Collection entries
________________________________________

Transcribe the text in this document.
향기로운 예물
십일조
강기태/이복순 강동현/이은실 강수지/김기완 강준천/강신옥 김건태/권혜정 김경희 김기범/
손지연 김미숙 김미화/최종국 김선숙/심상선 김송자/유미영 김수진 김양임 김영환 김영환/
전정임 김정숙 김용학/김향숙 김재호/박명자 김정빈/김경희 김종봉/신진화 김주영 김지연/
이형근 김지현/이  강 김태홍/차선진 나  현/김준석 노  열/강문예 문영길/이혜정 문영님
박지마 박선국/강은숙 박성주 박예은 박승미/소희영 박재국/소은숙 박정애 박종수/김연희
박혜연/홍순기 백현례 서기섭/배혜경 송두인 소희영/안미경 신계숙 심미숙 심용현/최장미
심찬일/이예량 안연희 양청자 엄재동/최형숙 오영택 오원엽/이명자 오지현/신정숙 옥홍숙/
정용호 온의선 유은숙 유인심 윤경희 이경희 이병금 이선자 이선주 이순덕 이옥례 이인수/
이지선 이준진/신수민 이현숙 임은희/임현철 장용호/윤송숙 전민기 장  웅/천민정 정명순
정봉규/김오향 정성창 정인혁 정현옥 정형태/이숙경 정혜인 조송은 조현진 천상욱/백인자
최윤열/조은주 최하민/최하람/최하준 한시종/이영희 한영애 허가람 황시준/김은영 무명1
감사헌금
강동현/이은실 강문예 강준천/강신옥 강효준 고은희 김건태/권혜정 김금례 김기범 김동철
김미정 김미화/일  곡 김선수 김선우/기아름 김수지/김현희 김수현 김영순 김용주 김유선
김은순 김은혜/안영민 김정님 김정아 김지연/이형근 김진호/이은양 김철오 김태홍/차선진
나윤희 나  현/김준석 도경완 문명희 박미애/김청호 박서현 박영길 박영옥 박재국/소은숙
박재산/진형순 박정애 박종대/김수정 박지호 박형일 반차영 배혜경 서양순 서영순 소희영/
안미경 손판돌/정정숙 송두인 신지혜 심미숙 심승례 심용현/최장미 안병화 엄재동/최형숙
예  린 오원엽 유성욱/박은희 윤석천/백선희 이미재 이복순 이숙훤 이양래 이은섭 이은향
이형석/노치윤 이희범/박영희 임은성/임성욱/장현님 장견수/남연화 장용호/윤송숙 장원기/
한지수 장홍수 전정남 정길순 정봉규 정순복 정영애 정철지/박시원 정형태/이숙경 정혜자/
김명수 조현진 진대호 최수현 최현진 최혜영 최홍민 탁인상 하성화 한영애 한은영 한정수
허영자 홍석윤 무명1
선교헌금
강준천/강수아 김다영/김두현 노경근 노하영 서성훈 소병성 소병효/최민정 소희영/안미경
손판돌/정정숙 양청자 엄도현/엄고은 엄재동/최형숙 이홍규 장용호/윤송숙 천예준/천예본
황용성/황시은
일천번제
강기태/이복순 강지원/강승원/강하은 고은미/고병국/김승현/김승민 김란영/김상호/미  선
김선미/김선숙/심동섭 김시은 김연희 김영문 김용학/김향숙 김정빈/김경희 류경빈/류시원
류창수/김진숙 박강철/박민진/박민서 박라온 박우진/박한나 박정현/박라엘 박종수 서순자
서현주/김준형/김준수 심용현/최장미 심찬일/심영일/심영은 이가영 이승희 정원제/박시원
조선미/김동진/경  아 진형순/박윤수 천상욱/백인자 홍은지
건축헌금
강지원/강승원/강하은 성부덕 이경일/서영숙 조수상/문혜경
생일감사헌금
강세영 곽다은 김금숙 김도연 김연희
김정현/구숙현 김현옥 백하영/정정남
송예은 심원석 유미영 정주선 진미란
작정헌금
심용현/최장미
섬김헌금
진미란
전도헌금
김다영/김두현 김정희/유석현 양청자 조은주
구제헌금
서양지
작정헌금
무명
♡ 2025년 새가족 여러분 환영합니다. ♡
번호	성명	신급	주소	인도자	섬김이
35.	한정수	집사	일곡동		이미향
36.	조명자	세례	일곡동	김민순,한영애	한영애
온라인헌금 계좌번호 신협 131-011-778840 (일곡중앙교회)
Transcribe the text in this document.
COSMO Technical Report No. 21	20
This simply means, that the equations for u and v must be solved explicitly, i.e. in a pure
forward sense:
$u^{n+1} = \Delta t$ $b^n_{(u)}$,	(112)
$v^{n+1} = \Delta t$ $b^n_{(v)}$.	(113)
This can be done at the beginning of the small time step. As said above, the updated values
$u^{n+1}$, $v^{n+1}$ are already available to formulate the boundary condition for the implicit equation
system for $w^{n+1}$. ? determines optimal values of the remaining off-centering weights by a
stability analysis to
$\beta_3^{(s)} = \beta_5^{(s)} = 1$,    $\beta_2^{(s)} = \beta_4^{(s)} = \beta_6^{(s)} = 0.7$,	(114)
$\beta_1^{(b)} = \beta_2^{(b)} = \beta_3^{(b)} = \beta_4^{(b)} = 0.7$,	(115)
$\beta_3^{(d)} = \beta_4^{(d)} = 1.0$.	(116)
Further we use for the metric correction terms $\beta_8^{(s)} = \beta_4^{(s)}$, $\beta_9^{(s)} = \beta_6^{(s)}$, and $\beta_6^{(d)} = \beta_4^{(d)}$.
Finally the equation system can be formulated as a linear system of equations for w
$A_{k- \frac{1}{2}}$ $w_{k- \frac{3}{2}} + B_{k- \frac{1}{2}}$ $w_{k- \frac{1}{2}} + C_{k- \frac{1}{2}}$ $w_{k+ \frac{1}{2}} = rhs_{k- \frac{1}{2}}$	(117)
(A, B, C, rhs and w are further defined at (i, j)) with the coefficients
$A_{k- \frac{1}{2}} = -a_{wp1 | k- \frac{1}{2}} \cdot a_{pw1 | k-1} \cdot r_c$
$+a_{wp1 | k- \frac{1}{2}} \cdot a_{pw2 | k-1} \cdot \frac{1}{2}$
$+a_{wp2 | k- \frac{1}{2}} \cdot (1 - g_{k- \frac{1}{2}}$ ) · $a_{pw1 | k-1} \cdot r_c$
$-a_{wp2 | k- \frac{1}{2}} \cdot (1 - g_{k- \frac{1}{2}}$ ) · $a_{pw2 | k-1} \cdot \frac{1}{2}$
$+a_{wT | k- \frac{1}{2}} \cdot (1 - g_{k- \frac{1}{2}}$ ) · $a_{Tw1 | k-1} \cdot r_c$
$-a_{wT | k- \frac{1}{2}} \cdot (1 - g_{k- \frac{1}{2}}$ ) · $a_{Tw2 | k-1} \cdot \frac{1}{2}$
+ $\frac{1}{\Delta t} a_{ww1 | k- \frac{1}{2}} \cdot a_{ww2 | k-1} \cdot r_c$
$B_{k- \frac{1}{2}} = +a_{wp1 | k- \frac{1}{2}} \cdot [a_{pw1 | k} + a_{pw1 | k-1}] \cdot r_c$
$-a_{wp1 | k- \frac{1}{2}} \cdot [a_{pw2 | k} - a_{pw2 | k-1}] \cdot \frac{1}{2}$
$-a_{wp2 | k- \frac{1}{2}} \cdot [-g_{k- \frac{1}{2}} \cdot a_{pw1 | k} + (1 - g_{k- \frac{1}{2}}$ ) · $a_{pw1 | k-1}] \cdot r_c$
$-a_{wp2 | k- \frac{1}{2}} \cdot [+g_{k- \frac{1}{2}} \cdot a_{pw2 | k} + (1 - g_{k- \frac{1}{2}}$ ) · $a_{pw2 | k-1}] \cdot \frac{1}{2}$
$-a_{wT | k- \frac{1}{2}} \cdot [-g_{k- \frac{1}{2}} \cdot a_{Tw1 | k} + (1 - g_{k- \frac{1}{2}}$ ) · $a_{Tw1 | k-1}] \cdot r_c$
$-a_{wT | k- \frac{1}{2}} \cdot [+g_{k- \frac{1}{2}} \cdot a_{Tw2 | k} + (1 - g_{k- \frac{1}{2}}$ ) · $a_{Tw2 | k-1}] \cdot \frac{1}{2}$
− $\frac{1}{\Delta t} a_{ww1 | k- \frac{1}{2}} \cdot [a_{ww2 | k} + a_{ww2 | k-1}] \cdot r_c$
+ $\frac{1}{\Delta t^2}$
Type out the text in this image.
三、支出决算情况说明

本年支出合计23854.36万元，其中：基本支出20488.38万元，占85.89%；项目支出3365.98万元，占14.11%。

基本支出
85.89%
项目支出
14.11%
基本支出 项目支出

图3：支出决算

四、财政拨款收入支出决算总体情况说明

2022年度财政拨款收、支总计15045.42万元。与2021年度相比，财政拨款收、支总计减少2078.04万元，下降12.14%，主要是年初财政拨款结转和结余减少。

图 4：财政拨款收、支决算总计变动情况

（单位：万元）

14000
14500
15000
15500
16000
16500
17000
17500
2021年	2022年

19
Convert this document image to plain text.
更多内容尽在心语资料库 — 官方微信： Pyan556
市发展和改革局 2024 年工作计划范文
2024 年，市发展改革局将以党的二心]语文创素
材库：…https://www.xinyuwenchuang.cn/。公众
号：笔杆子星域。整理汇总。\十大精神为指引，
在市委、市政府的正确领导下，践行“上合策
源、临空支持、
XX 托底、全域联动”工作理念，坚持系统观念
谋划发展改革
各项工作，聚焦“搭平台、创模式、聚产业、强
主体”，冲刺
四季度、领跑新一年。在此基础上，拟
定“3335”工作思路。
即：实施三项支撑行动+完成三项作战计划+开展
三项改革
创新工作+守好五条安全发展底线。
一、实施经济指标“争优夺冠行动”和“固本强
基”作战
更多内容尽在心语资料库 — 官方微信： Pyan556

________________________________________

**Task instructions**
Extract every line from the one with "Convert this document image to plain text." down to the final line above, both included, exactly as written.

**Task output**
Convert this document image to plain text.
更多内容尽在心语资料库 — 官方微信： Pyan556
市发展和改革局 2024 年工作计划范文
2024 年，市发展改革局将以党的二心]语文创素
材库：…https://www.xinyuwenchuang.cn/。公众
号：笔杆子星域。整理汇总。\十大精神为指引，
在市委、市政府的正确领导下，践行“上合策
源、临空支持、
XX 托底、全域联动”工作理念，坚持系统观念
谋划发展改革
各项工作，聚焦“搭平台、创模式、聚产业、强
主体”，冲刺
四季度、领跑新一年。在此基础上，拟
定“3335”工作思路。
即：实施三项支撑行动+完成三项作战计划+开展
三项改革
创新工作+守好五条安全发展底线。
一、实施经济指标“争优夺冠行动”和“固本强
基”作战
更多内容尽在心语资料库 — 官方微信： Pyan556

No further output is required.